### DO THIS
Show every row below that contains the string "boxes", treating uppercase and lowercase as different.

==== INFORMATION SUPPLIED

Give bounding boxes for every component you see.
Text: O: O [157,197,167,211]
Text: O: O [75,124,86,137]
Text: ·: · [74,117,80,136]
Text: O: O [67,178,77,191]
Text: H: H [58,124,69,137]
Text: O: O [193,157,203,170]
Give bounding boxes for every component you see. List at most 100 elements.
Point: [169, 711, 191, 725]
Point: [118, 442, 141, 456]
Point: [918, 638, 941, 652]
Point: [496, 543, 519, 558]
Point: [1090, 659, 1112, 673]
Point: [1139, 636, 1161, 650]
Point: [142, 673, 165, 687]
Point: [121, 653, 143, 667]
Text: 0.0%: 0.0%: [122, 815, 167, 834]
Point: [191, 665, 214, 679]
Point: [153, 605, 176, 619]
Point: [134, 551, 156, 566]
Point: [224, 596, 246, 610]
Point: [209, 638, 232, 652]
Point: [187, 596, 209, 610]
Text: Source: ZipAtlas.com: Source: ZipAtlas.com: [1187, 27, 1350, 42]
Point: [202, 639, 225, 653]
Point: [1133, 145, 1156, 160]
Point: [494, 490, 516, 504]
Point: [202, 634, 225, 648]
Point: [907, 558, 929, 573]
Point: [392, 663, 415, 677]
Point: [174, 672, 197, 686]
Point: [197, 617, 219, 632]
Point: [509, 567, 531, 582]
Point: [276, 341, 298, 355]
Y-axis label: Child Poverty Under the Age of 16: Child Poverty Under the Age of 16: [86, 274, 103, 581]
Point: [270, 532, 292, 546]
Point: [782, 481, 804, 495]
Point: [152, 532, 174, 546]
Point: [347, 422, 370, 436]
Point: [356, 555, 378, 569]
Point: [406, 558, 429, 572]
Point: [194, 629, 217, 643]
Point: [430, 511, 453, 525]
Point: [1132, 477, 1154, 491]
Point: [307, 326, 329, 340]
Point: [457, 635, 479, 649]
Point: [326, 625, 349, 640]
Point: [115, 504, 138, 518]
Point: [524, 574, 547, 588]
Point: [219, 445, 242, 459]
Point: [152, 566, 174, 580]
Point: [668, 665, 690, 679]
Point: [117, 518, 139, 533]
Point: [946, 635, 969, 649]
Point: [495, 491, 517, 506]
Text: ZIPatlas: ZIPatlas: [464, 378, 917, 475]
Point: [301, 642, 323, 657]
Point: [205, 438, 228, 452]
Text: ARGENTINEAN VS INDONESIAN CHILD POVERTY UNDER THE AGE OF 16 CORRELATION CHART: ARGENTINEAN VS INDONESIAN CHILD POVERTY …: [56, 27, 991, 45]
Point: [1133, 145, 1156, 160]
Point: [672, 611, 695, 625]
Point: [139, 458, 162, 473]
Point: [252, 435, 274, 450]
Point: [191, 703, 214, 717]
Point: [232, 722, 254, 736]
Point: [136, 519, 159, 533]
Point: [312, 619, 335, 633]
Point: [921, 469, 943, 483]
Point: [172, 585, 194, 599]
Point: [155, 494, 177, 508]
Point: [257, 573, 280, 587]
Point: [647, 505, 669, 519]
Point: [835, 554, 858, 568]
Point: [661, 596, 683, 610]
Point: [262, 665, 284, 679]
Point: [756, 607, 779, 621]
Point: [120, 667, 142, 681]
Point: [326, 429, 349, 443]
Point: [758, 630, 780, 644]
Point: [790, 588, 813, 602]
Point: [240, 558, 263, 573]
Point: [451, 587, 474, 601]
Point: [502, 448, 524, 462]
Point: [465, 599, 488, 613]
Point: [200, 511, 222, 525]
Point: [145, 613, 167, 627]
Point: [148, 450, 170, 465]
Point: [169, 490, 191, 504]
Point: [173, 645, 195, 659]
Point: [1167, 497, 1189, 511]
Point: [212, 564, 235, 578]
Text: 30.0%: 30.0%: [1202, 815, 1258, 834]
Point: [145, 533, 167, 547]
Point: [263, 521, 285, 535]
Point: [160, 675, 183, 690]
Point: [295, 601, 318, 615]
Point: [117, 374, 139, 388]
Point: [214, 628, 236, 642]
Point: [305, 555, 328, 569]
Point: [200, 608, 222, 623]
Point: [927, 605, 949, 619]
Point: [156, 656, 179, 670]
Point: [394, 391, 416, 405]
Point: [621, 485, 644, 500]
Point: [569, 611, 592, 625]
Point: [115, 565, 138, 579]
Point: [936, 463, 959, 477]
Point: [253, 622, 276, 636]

========

### SOLUTION FOR THIS TASK
Give bounding boxes for every component you see.
Give bounding boxes for every component you see. List at most 100 elements.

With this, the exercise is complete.